> **Work request 1**
Decide whether each statement below agrees with the TurkStream extract, giving yes or no and quoting exactly the words of the extract that decide it.
(a) The main contractor for the gas investments in Bulgaria was a Saudi company.
(b) Hungary's new link on the border with Serbia was expected to be complete in October 2020.
(c) The Tesla pipeline is planned to end at the Baumgarten gas hub in Austria.
> **Work request 2**
Reproduce word for word the part of the TurkStream extract that runs from "The further extension" down to "hub in Austria.".

> **Extract provided**

━━━━━━

As Bulgaria is an EU member, unlike Serbia,  Sofia completed its gas investments (TurkStream 2)  quietly. In Bulgaria the main contractor was a Saudi company Arkad, which is run by Russians who bought pipes produced in Russia from Russian companies.

TurkStream nominally becomes “Balkan Stream” when it enters Bulgarian / EU territory, from where it is off to Serbia and Hungary. Map: Bulgaria Analytica

Forwards to EU markets 

In 2019, Turkey received an average of 11 million cu m/d of Russian gas via the Trans-Balkan pipeline — or a total of 4 Bcm, according to data from S&P Global Platts Analytics. But from the start of 2020, all Russian gas flows to Turkey are carried either by the existing 16 Bcm/year Blue Stream line under the Black Sea or the 15.75 Bcm/year Turkish string of TurkStream.

TurkStream reliably transports Russian gas across the Black Sea to consumers in Turkey and already six European countries: Bulgaria, Greece, North Macedonia, Romania, Serbia, Bosnia and Herzegovina.  It managed to bypass Ukraine as a transit state: the Trans-Balkan pipeline from Ukraine to Moldova and Romania has effectively become redundant and will be used in reverse for Russian gas deliveries from TurkStream to the Balkans.  And in addition Hungary  would like to import up to 6 Bcm/year of gas via TurkStream and its associated onshore infrastructure once a new link up on the border with Serbia is complete, expected in October 2021.

The further extension of the pipeline in South-East and Central European countries are responsibilities of involved countries. For the gas transport both—existing infrastructure and construction of new pipelines—will be used. For Gazprom the preferable option is to export gas from the second line to Bulgaria, Serbia, Hungary, Slovakia, and Austria.  For example there is a follow-on project called as  the Tesla pipeline, to run from Greece to North Macedonia, Serbia and Hungary, ending at the Baumgarten gas hub in Austria. 

An older map showing both Nord Stream and the former South Stream gas transit pipeline project, gives Moscow’s basic idea to go around both Belarus and Ukraine. TurkStream 2 could be described as South Stream Lite. Map: Gazprom

Bottom line

During 2014 Ukraine crisis, gas supplies from Russia lifted again energy issues to the top of the European agenda and led to the creation of the EU Energy Union.  As EU developed its energy security strategy, Russia also developed its own strategy, primarily aimed at maintaining its share in the European gas market in the future. In addition Russia has been diverting all its gas transit to Europe away from Ukraine by 2020.

━━━━━━

> **Records provided**
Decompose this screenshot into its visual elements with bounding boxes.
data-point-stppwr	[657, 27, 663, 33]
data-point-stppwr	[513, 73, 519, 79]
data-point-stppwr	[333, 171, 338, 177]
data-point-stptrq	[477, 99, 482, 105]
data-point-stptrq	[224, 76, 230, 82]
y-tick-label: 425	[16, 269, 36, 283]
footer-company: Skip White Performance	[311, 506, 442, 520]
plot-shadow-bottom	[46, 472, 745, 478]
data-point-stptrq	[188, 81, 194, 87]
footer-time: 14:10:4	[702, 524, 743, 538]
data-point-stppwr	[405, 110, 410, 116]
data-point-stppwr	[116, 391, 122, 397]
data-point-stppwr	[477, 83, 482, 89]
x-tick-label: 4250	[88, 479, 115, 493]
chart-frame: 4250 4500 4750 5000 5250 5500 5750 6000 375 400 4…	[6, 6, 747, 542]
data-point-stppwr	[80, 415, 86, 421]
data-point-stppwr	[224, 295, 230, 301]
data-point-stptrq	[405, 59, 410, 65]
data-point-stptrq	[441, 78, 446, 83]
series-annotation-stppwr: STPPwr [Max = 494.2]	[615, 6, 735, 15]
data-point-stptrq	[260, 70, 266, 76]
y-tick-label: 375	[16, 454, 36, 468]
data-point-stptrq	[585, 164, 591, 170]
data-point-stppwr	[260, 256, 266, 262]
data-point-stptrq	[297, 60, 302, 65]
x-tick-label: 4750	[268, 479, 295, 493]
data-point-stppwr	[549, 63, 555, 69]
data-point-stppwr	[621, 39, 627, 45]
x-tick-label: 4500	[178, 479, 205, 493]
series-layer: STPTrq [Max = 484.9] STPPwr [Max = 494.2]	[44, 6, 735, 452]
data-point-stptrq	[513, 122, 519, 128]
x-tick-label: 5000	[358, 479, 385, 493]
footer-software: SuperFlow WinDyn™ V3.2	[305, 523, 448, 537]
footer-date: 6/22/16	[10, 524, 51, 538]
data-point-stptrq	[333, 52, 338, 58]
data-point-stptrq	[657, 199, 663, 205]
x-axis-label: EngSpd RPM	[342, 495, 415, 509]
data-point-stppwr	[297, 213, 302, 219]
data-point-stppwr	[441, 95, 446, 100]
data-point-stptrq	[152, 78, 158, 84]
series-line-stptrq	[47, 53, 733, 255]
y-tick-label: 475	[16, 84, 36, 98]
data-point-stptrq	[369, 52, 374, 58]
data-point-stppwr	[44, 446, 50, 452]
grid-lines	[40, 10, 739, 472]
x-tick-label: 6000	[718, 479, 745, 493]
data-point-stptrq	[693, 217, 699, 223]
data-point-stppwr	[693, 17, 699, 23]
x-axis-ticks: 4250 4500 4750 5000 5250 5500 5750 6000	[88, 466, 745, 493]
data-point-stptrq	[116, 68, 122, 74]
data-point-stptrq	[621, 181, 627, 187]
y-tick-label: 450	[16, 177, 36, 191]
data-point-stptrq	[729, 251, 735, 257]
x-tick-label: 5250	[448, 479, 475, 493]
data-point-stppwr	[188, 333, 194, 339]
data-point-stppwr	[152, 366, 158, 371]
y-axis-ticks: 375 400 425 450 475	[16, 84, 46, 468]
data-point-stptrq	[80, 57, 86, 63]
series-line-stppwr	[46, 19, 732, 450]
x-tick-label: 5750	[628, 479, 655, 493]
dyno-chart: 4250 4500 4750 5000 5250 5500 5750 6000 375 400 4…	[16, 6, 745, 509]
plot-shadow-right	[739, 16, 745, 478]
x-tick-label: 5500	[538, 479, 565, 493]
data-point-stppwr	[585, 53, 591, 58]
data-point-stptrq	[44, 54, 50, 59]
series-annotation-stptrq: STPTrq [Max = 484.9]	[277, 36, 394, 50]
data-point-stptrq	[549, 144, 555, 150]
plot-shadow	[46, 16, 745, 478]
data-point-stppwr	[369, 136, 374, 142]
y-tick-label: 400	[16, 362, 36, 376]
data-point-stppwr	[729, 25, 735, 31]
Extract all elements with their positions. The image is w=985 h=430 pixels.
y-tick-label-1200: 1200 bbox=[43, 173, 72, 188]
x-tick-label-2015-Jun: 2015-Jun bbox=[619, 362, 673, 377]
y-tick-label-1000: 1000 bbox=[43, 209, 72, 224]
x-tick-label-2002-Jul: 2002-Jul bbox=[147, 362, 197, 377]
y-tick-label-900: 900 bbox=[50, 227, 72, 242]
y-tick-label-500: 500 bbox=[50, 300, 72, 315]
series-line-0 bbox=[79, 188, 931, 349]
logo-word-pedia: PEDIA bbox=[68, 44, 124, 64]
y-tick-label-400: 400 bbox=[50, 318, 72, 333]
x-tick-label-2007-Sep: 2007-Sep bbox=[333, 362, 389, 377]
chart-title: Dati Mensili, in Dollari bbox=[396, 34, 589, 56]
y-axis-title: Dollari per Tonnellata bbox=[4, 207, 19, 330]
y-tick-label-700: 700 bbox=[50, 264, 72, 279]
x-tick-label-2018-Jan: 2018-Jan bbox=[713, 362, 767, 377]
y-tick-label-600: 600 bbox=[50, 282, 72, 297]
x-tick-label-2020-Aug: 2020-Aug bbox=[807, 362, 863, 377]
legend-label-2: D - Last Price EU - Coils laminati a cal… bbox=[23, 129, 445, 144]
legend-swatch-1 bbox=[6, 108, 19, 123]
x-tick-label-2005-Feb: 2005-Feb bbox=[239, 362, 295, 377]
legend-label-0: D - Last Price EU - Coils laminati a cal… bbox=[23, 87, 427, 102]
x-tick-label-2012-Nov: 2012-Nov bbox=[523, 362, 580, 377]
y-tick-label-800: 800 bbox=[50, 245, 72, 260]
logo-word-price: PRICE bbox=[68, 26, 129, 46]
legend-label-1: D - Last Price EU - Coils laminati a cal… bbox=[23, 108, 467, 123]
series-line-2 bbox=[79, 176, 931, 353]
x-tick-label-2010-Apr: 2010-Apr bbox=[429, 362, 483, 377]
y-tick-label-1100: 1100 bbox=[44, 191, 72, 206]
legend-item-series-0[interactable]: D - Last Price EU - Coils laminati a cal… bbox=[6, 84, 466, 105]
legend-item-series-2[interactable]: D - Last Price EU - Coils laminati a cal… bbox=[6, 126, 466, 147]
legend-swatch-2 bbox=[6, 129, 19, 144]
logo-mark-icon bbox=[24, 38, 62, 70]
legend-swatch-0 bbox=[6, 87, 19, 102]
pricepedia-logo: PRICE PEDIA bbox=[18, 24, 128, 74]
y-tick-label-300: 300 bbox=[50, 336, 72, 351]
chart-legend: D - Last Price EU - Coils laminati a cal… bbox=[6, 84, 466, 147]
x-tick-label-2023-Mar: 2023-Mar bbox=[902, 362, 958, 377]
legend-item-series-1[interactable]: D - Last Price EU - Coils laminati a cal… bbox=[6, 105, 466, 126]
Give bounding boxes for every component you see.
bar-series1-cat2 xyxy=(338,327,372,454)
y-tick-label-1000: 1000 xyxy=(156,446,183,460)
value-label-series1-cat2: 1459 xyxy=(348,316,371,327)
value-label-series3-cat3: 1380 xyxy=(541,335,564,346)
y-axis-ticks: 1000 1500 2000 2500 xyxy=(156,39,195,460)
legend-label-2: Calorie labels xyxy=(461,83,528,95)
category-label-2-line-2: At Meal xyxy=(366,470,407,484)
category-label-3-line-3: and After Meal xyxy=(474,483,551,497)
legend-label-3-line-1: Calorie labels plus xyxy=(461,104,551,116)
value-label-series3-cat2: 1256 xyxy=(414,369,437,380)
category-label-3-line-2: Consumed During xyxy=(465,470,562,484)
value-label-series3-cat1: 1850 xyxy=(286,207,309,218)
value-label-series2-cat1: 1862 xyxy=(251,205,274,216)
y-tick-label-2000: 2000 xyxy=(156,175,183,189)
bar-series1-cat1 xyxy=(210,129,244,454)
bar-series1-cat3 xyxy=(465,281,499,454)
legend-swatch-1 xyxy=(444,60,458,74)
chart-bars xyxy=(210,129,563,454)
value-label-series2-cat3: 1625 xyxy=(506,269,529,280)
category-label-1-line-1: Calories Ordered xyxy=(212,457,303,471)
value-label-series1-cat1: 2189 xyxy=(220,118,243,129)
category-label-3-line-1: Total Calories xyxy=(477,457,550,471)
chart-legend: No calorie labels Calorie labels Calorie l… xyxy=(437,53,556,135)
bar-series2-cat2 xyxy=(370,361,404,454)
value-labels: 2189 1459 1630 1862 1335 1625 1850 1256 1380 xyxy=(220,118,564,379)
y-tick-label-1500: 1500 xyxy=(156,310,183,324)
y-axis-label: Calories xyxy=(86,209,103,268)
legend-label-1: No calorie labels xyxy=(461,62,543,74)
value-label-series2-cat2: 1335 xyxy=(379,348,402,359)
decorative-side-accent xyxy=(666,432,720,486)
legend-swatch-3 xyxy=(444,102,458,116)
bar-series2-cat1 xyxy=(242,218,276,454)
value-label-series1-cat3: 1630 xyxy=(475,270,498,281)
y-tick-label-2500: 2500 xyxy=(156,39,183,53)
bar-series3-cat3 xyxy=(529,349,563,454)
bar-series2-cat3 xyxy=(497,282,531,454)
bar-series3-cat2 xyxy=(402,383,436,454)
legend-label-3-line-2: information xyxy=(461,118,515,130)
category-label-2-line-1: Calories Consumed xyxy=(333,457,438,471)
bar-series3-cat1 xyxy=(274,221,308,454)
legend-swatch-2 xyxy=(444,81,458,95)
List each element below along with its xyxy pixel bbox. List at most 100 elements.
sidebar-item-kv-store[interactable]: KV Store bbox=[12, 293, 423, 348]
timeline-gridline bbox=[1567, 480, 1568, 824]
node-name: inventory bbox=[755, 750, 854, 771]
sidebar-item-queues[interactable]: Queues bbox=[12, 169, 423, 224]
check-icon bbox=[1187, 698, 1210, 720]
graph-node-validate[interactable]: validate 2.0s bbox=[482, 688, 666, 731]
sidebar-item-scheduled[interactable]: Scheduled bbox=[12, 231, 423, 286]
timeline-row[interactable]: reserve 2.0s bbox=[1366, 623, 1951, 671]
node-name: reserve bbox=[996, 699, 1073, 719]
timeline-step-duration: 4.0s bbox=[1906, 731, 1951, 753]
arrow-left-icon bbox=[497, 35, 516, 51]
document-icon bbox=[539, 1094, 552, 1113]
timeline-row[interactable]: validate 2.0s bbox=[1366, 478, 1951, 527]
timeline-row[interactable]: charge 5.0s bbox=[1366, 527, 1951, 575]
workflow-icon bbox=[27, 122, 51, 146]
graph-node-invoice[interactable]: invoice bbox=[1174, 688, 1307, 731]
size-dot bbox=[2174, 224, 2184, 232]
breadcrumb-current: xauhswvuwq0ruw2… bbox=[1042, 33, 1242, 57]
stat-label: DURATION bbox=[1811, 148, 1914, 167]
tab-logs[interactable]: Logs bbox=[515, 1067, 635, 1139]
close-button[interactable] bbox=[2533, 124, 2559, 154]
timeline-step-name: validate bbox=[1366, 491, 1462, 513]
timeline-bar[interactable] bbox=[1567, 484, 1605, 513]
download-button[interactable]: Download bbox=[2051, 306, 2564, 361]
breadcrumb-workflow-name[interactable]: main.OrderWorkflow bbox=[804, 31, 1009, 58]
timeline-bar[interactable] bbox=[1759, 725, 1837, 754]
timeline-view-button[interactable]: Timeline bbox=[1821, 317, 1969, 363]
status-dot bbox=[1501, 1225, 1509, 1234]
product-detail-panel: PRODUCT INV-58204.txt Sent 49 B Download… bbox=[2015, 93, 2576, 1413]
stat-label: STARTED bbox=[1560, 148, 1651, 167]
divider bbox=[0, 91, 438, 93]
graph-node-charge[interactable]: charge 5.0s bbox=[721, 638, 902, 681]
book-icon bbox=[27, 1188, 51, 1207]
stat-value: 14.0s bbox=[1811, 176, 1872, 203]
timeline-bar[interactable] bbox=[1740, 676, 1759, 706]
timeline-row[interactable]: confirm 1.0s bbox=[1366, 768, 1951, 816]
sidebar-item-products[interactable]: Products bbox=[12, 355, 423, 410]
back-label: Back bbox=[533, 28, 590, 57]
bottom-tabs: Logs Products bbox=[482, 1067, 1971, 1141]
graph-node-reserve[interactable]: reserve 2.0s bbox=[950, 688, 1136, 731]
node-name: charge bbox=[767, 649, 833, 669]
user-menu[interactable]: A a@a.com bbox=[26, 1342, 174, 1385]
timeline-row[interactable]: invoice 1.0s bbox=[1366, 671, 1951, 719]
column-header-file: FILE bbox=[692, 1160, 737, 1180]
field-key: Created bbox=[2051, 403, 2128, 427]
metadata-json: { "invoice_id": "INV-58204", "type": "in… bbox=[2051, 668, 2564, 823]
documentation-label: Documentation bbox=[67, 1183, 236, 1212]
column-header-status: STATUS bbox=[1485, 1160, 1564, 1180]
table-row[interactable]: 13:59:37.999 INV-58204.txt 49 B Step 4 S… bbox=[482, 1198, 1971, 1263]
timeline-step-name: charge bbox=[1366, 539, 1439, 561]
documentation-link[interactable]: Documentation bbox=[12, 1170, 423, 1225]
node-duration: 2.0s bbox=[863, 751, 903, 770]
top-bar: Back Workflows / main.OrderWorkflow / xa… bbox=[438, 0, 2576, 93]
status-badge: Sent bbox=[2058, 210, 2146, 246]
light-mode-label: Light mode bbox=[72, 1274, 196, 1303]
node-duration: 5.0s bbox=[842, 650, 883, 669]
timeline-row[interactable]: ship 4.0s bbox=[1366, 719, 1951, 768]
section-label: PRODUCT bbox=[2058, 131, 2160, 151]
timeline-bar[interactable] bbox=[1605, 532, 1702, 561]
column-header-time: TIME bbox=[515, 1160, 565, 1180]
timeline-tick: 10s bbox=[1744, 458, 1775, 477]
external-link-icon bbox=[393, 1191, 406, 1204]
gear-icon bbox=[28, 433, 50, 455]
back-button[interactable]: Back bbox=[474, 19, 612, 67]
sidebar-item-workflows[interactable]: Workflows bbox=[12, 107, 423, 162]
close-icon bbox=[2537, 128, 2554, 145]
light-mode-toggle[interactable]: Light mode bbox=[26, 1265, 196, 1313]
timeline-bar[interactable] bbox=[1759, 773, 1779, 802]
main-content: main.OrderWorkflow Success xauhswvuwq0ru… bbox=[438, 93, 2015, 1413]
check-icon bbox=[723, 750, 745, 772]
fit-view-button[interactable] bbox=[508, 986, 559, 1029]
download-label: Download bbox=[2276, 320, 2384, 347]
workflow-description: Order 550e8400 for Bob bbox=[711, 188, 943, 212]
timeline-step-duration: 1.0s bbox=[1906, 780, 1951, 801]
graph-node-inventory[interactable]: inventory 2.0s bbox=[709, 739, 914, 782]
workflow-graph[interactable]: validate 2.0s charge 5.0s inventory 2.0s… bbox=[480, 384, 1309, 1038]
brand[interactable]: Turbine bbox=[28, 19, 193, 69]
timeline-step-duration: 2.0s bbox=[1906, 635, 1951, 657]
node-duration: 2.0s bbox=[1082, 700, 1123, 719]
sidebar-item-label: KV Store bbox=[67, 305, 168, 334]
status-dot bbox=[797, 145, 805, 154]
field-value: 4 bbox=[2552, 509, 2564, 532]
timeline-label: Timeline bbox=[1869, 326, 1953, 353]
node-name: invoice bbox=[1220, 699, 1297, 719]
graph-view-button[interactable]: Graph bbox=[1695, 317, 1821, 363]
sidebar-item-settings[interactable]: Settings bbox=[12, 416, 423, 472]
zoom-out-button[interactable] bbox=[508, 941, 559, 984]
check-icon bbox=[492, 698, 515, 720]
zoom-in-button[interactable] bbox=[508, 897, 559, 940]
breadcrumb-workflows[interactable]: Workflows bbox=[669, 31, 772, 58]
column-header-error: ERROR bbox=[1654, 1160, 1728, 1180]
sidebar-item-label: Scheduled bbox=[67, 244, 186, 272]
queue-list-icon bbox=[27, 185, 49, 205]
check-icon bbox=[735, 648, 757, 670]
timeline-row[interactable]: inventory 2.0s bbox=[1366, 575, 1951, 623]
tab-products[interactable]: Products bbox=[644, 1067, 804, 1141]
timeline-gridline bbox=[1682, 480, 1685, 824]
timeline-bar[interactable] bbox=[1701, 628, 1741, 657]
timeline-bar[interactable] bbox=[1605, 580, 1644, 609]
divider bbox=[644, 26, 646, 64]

━━━━━━

> **Task response 1**
(a) Yes: "In Bulgaria the main contractor was a Saudi company Arkad"
(b) No: "expected in October 2021"
(c) Yes: "ending at the Baumgarten gas hub in Austria"

> **Task response 2**
The further extension of the pipeline in South-East and Central European countries are responsibilities of involved countries. For the gas transport both—existing infrastructure and construction of new pipelines—will be used. For Gazprom the preferable option is to export gas from the second line to Bulgaria, Serbia, Hungary, Slovakia, and Austria.  For example there is a follow-on project called as  the Tesla pipeline, to run from Greece to North Macedonia, Serbia and Hungary, ending at the Baumgarten gas hub in Austria.